Given task » Identify each line containing the word "WearOS" and copy it.

Dataset records
────────────────
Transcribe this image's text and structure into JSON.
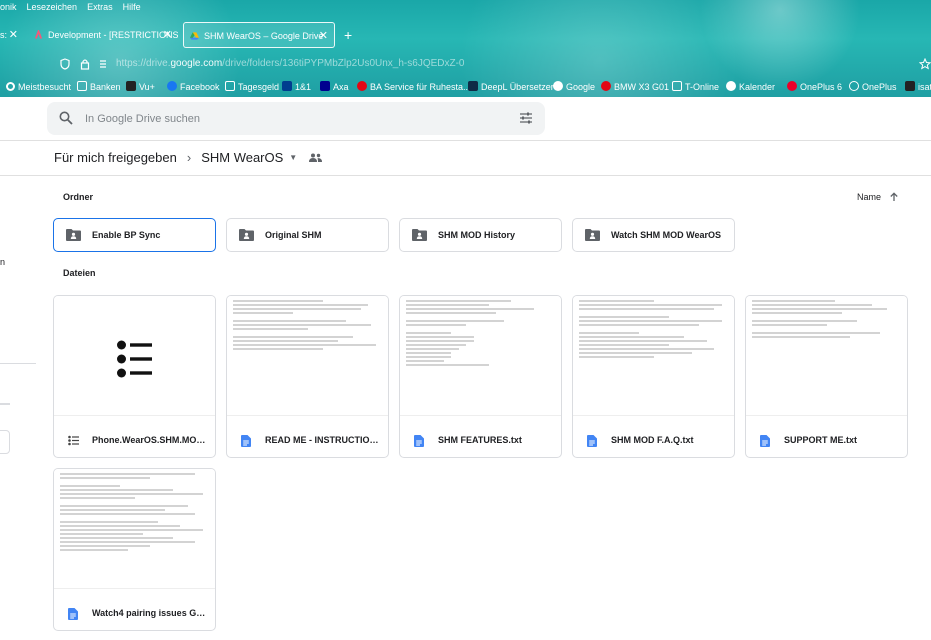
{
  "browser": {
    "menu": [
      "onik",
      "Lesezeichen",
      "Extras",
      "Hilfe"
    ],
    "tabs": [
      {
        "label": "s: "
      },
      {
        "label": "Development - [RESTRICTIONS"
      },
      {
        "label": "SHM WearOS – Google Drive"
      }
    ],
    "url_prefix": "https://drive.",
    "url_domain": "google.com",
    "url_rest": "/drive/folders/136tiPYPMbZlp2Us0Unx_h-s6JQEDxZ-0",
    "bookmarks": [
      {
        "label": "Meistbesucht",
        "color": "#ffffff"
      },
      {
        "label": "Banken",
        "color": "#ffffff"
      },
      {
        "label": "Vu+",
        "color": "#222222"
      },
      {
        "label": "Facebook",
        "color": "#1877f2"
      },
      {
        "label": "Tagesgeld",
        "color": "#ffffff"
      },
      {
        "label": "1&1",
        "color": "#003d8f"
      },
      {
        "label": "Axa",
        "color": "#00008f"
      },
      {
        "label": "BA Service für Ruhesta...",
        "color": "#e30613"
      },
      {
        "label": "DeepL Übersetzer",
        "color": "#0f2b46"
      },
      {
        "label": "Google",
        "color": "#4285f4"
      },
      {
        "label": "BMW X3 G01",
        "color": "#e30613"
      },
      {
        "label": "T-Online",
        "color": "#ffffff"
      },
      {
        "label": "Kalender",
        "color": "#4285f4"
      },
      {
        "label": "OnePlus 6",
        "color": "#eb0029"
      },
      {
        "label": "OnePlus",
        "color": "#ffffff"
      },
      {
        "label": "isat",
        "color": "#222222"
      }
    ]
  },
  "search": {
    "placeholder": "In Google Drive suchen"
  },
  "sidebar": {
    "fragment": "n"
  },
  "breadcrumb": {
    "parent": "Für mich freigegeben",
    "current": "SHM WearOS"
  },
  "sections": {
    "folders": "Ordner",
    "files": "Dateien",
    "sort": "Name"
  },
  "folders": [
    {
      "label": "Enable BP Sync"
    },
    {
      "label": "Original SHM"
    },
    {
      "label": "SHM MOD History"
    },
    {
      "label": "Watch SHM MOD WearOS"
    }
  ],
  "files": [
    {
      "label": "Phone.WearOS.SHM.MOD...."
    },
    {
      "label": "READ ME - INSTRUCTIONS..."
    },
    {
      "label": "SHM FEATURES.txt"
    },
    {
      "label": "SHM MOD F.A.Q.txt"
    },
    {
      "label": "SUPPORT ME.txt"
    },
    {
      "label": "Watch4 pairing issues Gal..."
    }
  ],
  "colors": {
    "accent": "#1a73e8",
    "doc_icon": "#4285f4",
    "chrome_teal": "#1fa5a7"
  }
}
────────────────
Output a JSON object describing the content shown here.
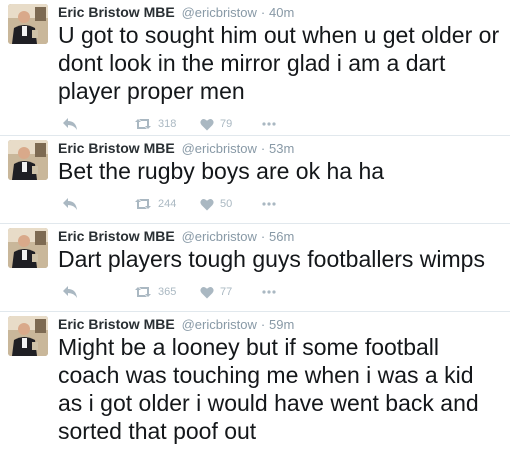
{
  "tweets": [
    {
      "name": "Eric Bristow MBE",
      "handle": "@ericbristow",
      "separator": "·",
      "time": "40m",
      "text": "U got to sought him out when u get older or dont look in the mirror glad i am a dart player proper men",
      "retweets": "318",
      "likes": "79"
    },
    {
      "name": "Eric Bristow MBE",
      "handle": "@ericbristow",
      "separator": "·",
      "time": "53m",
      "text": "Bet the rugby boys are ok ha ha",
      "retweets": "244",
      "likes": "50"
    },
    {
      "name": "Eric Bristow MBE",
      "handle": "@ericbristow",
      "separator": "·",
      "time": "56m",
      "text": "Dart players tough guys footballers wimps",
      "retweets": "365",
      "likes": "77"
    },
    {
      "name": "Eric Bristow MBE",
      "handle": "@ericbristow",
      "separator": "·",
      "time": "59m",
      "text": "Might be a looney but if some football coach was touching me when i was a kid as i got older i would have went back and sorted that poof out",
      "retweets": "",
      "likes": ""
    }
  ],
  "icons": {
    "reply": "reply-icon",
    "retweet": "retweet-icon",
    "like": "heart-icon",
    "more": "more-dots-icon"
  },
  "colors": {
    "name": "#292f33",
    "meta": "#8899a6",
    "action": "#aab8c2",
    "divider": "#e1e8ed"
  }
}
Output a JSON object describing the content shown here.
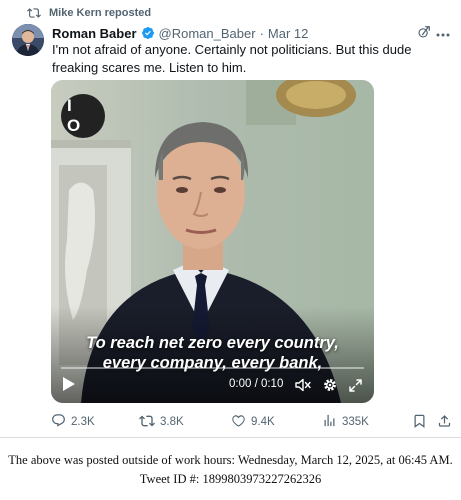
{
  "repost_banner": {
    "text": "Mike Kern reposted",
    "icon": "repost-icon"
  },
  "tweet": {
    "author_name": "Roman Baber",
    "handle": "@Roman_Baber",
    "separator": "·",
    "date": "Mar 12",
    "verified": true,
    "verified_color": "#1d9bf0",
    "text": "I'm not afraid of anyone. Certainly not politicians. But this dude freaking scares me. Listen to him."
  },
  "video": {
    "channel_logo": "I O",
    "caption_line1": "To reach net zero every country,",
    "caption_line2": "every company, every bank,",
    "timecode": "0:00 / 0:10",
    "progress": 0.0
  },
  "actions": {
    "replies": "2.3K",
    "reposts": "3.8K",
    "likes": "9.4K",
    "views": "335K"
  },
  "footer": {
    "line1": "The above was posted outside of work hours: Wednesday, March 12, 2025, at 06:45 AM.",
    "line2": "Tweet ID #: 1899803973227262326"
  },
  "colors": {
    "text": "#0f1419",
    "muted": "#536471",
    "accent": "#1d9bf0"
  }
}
────────────────
Written response »
        "label": "SHM WearOS – Google Drive"
    "current": "SHM WearOS"
      "label": "Watch SHM MOD WearOS"
      "label": "Phone.WearOS.SHM.MOD...."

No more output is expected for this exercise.